GOAL | Copy the records word for word, starting at the line containing "Patent image size: (727, 672)." and ending at the line containing "The outer layer 1 is at (478, 410).".

DATASET CONTENT |

* Begin *

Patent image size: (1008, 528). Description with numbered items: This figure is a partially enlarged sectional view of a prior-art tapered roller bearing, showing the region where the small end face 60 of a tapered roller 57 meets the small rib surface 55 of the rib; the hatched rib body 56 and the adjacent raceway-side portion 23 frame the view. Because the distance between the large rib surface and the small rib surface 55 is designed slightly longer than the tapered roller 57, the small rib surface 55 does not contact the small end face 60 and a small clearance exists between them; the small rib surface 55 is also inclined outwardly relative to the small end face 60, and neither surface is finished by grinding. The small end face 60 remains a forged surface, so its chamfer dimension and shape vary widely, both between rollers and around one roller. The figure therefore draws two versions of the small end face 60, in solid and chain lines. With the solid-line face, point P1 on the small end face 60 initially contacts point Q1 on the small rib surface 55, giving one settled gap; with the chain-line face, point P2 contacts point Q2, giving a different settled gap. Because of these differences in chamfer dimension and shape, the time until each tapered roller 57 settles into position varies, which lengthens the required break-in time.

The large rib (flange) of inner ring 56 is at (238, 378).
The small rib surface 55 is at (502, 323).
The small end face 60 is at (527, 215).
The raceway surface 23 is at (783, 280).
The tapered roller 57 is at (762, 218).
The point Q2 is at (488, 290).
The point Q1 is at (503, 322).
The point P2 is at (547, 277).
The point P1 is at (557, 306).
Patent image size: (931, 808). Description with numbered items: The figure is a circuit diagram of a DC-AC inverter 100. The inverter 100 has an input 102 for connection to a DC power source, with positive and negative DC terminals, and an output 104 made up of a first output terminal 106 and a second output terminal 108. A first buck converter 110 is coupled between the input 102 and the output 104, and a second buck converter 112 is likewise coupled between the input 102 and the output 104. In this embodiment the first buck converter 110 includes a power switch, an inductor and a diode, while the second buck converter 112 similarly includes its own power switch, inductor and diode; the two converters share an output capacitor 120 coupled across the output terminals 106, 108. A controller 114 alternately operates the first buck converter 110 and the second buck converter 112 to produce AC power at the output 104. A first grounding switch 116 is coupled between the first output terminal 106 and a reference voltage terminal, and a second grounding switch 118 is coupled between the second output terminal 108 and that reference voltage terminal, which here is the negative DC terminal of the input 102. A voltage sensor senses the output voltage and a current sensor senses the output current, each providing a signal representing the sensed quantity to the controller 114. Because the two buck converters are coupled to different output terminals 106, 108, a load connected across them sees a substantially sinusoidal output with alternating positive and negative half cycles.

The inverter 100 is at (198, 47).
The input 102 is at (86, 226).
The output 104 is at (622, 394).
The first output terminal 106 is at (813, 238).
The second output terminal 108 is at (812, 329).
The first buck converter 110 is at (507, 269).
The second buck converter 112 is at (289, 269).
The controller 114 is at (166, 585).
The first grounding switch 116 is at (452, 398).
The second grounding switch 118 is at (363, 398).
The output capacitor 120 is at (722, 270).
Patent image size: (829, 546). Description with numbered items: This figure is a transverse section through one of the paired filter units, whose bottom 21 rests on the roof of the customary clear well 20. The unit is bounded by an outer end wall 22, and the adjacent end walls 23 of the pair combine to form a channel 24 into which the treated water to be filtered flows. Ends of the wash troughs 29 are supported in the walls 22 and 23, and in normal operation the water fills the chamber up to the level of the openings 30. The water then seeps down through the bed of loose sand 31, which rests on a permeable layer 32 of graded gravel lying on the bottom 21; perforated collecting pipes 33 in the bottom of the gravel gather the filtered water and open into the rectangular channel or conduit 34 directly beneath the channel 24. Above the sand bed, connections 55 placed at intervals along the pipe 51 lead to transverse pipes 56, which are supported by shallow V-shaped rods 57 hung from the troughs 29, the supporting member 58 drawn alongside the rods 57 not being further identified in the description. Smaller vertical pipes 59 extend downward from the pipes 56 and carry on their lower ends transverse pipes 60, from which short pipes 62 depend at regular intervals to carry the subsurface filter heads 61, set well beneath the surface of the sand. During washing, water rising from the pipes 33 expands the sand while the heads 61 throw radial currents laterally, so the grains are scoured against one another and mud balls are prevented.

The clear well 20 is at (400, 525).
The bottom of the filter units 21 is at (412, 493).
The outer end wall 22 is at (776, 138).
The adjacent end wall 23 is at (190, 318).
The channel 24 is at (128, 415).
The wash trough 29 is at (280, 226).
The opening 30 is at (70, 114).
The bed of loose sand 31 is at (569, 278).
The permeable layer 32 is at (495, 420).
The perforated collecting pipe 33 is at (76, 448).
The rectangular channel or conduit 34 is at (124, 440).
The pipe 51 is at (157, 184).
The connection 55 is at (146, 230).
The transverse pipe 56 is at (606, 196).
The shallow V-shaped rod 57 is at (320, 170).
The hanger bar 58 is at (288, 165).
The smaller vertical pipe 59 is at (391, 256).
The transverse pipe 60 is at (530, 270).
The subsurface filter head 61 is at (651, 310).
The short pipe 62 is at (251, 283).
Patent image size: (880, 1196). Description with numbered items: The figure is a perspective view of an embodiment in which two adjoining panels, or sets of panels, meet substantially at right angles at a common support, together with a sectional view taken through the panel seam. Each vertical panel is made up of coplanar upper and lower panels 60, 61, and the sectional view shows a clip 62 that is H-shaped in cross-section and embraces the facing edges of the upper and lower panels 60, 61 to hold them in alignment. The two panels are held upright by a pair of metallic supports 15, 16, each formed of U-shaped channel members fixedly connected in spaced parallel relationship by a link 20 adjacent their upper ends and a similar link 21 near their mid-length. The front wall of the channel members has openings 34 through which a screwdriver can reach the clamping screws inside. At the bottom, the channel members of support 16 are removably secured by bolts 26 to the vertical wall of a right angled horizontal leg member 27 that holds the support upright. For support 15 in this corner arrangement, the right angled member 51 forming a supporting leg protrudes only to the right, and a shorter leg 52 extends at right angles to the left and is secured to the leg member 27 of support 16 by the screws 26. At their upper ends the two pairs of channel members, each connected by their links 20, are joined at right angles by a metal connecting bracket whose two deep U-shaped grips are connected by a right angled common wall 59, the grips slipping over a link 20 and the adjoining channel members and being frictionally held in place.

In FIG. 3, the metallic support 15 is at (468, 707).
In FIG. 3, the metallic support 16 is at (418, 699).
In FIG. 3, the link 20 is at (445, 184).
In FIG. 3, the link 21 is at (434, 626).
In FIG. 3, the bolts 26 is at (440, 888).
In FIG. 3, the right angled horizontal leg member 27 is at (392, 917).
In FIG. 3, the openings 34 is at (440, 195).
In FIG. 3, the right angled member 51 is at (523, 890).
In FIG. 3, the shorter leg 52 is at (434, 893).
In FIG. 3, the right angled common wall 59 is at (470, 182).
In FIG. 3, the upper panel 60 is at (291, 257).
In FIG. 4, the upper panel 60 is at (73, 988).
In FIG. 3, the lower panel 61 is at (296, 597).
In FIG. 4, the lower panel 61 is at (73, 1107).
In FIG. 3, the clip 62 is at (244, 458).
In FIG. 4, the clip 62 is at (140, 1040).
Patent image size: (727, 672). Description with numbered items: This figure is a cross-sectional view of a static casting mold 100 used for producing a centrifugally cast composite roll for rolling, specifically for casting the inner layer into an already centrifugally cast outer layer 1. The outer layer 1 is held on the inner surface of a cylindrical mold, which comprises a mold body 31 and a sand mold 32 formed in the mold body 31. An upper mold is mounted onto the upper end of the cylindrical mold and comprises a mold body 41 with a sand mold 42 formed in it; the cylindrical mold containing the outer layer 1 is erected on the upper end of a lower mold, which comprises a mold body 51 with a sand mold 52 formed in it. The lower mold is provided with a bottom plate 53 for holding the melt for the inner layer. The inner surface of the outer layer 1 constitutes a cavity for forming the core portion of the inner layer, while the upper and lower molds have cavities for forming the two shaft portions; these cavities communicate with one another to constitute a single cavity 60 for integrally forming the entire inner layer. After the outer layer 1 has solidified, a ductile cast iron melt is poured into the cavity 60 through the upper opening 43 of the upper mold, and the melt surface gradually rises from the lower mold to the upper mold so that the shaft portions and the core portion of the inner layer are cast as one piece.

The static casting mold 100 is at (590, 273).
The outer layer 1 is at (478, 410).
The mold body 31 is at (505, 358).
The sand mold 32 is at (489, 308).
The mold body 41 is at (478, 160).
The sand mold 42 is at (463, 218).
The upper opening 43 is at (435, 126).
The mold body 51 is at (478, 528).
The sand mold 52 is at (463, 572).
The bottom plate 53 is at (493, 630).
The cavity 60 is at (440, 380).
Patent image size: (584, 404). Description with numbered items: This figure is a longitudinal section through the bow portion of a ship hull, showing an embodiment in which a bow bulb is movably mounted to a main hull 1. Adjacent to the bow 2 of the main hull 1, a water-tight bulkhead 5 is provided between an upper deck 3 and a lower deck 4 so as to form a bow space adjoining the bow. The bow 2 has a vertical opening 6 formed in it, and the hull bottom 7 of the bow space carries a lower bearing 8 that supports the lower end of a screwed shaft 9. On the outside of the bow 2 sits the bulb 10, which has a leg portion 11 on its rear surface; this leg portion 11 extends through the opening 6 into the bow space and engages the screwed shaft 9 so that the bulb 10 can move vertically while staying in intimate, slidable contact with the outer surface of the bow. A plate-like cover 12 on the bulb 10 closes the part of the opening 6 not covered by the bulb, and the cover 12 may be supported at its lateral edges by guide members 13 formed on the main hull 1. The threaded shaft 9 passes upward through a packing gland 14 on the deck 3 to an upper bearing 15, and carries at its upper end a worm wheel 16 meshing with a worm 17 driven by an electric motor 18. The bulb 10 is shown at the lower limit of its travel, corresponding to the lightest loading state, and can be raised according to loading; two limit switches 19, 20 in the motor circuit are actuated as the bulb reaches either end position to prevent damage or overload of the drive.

* End *

COMPLETE ANSWER |
Patent image size: (727, 672). Description with numbered items: This figure is a cross-sectional view of a static casting mold 100 used for producing a centrifugally cast composite roll for rolling, specifically for casting the inner layer into an already centrifugally cast outer layer 1. The outer layer 1 is held on the inner surface of a cylindrical mold, which comprises a mold body 31 and a sand mold 32 formed in the mold body 31. An upper mold is mounted onto the upper end of the cylindrical mold and comprises a mold body 41 with a sand mold 42 formed in it; the cylindrical mold containing the outer layer 1 is erected on the upper end of a lower mold, which comprises a mold body 51 with a sand mold 52 formed in it. The lower mold is provided with a bottom plate 53 for holding the melt for the inner layer. The inner surface of the outer layer 1 constitutes a cavity for forming the core portion of the inner layer, while the upper and lower molds have cavities for forming the two shaft portions; these cavities communicate with one another to constitute a single cavity 60 for integrally forming the entire inner layer. After the outer layer 1 has solidified, a ductile cast iron melt is poured into the cavity 60 through the upper opening 43 of the upper mold, and the melt surface gradually rises from the lower mold to the upper mold so that the shaft portions and the core portion of the inner layer are cast as one piece.

The static casting mold 100 is at (590, 273).
The outer layer 1 is at (478, 410).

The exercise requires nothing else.